# [To do]
Copy the data precisely, keeping every character.

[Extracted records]
>> Begin

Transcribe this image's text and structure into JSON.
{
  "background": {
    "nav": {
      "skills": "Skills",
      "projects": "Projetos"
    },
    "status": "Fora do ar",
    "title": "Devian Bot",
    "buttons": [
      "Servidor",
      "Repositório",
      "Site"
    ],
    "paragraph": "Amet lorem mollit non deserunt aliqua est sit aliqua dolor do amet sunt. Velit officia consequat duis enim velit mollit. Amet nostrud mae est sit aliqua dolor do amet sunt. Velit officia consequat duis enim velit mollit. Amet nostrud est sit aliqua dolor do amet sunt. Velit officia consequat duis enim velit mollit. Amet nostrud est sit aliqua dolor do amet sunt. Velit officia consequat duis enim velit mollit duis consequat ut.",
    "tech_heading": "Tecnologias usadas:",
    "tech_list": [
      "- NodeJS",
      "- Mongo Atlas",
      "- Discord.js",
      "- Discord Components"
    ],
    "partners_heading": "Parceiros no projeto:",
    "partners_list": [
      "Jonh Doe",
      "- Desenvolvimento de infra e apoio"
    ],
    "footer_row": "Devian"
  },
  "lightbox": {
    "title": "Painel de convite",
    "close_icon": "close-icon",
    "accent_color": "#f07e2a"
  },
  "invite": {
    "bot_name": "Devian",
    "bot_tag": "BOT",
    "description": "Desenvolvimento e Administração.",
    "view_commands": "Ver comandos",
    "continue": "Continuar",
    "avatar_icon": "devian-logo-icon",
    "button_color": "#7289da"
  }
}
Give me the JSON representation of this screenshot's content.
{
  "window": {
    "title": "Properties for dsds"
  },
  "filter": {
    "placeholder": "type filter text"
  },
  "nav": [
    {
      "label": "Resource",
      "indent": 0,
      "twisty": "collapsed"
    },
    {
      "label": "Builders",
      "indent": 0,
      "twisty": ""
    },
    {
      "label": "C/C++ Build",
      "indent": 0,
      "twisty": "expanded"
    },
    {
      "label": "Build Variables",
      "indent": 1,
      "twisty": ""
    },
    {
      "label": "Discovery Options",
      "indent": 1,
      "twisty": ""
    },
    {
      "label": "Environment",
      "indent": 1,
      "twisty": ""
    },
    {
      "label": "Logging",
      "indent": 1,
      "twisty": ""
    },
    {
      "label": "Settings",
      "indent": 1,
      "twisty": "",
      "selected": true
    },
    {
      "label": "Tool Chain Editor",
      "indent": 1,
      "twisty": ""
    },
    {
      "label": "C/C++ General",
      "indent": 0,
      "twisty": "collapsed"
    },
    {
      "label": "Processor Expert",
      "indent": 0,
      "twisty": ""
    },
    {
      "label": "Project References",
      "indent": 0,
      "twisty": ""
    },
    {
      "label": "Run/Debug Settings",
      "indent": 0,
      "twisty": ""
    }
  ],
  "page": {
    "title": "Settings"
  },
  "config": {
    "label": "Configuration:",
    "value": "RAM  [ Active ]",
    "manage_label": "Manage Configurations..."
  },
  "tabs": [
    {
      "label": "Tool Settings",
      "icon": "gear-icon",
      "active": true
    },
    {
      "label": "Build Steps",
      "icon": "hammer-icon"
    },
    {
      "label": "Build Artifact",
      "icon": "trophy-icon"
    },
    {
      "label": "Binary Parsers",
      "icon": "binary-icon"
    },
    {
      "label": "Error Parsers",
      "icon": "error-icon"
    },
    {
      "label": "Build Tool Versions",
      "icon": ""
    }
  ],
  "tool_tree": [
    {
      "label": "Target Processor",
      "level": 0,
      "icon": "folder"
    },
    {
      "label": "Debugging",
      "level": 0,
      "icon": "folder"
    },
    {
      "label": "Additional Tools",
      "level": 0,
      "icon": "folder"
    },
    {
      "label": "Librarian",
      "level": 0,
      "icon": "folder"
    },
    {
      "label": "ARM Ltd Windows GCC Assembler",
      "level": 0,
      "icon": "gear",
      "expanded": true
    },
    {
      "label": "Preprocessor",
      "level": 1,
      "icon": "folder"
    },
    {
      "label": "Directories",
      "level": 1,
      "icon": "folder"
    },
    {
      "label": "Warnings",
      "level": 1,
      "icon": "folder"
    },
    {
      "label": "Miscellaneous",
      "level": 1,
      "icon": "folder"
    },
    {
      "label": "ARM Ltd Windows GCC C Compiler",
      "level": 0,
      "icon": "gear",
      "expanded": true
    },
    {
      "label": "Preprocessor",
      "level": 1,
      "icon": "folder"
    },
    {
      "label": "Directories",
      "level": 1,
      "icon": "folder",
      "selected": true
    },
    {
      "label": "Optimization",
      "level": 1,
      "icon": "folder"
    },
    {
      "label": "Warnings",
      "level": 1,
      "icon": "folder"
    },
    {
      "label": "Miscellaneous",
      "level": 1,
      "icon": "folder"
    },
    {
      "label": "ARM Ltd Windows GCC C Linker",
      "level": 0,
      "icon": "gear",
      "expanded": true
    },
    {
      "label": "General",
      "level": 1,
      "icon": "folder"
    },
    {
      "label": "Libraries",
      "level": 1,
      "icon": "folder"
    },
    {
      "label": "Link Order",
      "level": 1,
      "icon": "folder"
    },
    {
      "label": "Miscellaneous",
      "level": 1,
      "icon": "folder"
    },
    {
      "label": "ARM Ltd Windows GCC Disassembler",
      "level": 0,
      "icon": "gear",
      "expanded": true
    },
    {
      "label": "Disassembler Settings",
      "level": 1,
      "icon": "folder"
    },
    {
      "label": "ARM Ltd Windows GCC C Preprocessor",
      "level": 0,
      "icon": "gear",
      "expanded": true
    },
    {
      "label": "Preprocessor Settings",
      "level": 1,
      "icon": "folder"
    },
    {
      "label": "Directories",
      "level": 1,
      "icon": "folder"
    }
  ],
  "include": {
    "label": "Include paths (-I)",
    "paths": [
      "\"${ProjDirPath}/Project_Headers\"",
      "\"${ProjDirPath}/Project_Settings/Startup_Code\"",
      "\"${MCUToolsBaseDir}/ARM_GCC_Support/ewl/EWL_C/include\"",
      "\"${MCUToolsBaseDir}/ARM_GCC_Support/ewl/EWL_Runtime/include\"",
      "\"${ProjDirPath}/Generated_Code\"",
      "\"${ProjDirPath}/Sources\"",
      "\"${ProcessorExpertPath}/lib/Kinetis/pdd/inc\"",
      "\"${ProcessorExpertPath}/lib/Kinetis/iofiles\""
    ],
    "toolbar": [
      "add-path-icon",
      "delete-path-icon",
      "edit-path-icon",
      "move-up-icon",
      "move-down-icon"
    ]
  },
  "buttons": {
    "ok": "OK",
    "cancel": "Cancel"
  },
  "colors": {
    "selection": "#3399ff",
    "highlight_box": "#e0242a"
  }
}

>> End

# [Exercise output]
Transcribe this image's text and structure into JSON.
{
  "background": {
    "nav": {
      "skills": "Skills",
      "projects": "Projetos"
    },
    "status": "Fora do ar",
    "title": "Devian Bot",
    "buttons": [
      "Servidor",
      "Repositório",
      "Site"
    ],
    "paragraph": "Amet lorem mollit non deserunt aliqua est sit aliqua dolor do amet sunt. Velit officia consequat duis enim velit mollit. Amet nostrud mae est sit aliqua dolor do amet sunt. Velit officia consequat duis enim velit mollit. Amet nostrud est sit aliqua dolor do amet sunt. Velit officia consequat duis enim velit mollit. Amet nostrud est sit aliqua dolor do amet sunt. Velit officia consequat duis enim velit mollit duis consequat ut.",
    "tech_heading": "Tecnologias usadas:",
    "tech_list": [
      "- NodeJS",
      "- Mongo Atlas",
      "- Discord.js",
      "- Discord Components"
    ],
    "partners_heading": "Parceiros no projeto:",
    "partners_list": [
      "Jonh Doe",
      "- Desenvolvimento de infra e apoio"
    ],
    "footer_row": "Devian"
  },
  "lightbox": {
    "title": "Painel de convite",
    "close_icon": "close-icon",
    "accent_color": "#f07e2a"
  },
  "invite": {
    "bot_name": "Devian",
    "bot_tag": "BOT",
    "description": "Desenvolvimento e Administração.",
    "view_commands": "Ver comandos",
    "continue": "Continuar",
    "avatar_icon": "devian-logo-icon",
    "button_color": "#7289da"
  }
}
Give me the JSON representation of this screenshot's content.
{
  "window": {
    "title": "Properties for dsds"
  },
  "filter": {
    "placeholder": "type filter text"
  },
  "nav": [
    {
      "label": "Resource",
      "indent": 0,
      "twisty": "collapsed"
    },
    {
      "label": "Builders",
      "indent": 0,
      "twisty": ""
    },
    {
      "label": "C/C++ Build",
      "indent": 0,
      "twisty": "expanded"
    },
    {
      "label": "Build Variables",
      "indent": 1,
      "twisty": ""
    },
    {
      "label": "Discovery Options",
      "indent": 1,
      "twisty": ""
    },
    {
      "label": "Environment",
      "indent": 1,
      "twisty": ""
    },
    {
      "label": "Logging",
      "indent": 1,
      "twisty": ""
    },
    {
      "label": "Settings",
      "indent": 1,
      "twisty": "",
      "selected": true
    },
    {
      "label": "Tool Chain Editor",
      "indent": 1,
      "twisty": ""
    },
    {
      "label": "C/C++ General",
      "indent": 0,
      "twisty": "collapsed"
    },
    {
      "label": "Processor Expert",
      "indent": 0,
      "twisty": ""
    },
    {
      "label": "Project References",
      "indent": 0,
      "twisty": ""
    },
    {
      "label": "Run/Debug Settings",
      "indent": 0,
      "twisty": ""
    }
  ],
  "page": {
    "title": "Settings"
  },
  "config": {
    "label": "Configuration:",
    "value": "RAM  [ Active ]",
    "manage_label": "Manage Configurations..."
  },
  "tabs": [
    {
      "label": "Tool Settings",
      "icon": "gear-icon",
      "active": true
    },
    {
      "label": "Build Steps",
      "icon": "hammer-icon"
    },
    {
      "label": "Build Artifact",
      "icon": "trophy-icon"
    },
    {
      "label": "Binary Parsers",
      "icon": "binary-icon"
    },
    {
      "label": "Error Parsers",
      "icon": "error-icon"
    },
    {
      "label": "Build Tool Versions",
      "icon": ""
    }
  ],
  "tool_tree": [
    {
      "label": "Target Processor",
      "level": 0,
      "icon": "folder"
    },
    {
      "label": "Debugging",
      "level": 0,
      "icon": "folder"
    },
    {
      "label": "Additional Tools",
      "level": 0,
      "icon": "folder"
    },
    {
      "label": "Librarian",
      "level": 0,
      "icon": "folder"
    },
    {
      "label": "ARM Ltd Windows GCC Assembler",
      "level": 0,
      "icon": "gear",
      "expanded": true
    },
    {
      "label": "Preprocessor",
      "level": 1,
      "icon": "folder"
    },
    {
      "label": "Directories",
      "level": 1,
      "icon": "folder"
    },
    {
      "label": "Warnings",
      "level": 1,
      "icon": "folder"
    },
    {
      "label": "Miscellaneous",
      "level": 1,
      "icon": "folder"
    },
    {
      "label": "ARM Ltd Windows GCC C Compiler",
      "level": 0,
      "icon": "gear",
      "expanded": true
    },
    {
      "label": "Preprocessor",
      "level": 1,
      "icon": "folder"
    },
    {
      "label": "Directories",
      "level": 1,
      "icon": "folder",
      "selected": true
    },
    {
      "label": "Optimization",
      "level": 1,
      "icon": "folder"
    },
    {
      "label": "Warnings",
      "level": 1,
      "icon": "folder"
    },
    {
      "label": "Miscellaneous",
      "level": 1,
      "icon": "folder"
    },
    {
      "label": "ARM Ltd Windows GCC C Linker",
      "level": 0,
      "icon": "gear",
      "expanded": true
    },
    {
      "label": "General",
      "level": 1,
      "icon": "folder"
    },
    {
      "label": "Libraries",
      "level": 1,
      "icon": "folder"
    },
    {
      "label": "Link Order",
      "level": 1,
      "icon": "folder"
    },
    {
      "label": "Miscellaneous",
      "level": 1,
      "icon": "folder"
    },
    {
      "label": "ARM Ltd Windows GCC Disassembler",
      "level": 0,
      "icon": "gear",
      "expanded": true
    },
    {
      "label": "Disassembler Settings",
      "level": 1,
      "icon": "folder"
    },
    {
      "label": "ARM Ltd Windows GCC C Preprocessor",
      "level": 0,
      "icon": "gear",
      "expanded": true
    },
    {
      "label": "Preprocessor Settings",
      "level": 1,
      "icon": "folder"
    },
    {
      "label": "Directories",
      "level": 1,
      "icon": "folder"
    }
  ],
  "include": {
    "label": "Include paths (-I)",
    "paths": [
      "\"${ProjDirPath}/Project_Headers\"",
      "\"${ProjDirPath}/Project_Settings/Startup_Code\"",
      "\"${MCUToolsBaseDir}/ARM_GCC_Support/ewl/EWL_C/include\"",
      "\"${MCUToolsBaseDir}/ARM_GCC_Support/ewl/EWL_Runtime/include\"",
      "\"${ProjDirPath}/Generated_Code\"",
      "\"${ProjDirPath}/Sources\"",
      "\"${ProcessorExpertPath}/lib/Kinetis/pdd/inc\"",
      "\"${ProcessorExpertPath}/lib/Kinetis/iofiles\""
    ],
    "toolbar": [
      "add-path-icon",
      "delete-path-icon",
      "edit-path-icon",
      "move-up-icon",
      "move-down-icon"
    ]
  },
  "buttons": {
    "ok": "OK",
    "cancel": "Cancel"
  },
  "colors": {
    "selection": "#3399ff",
    "highlight_box": "#e0242a"
  }
}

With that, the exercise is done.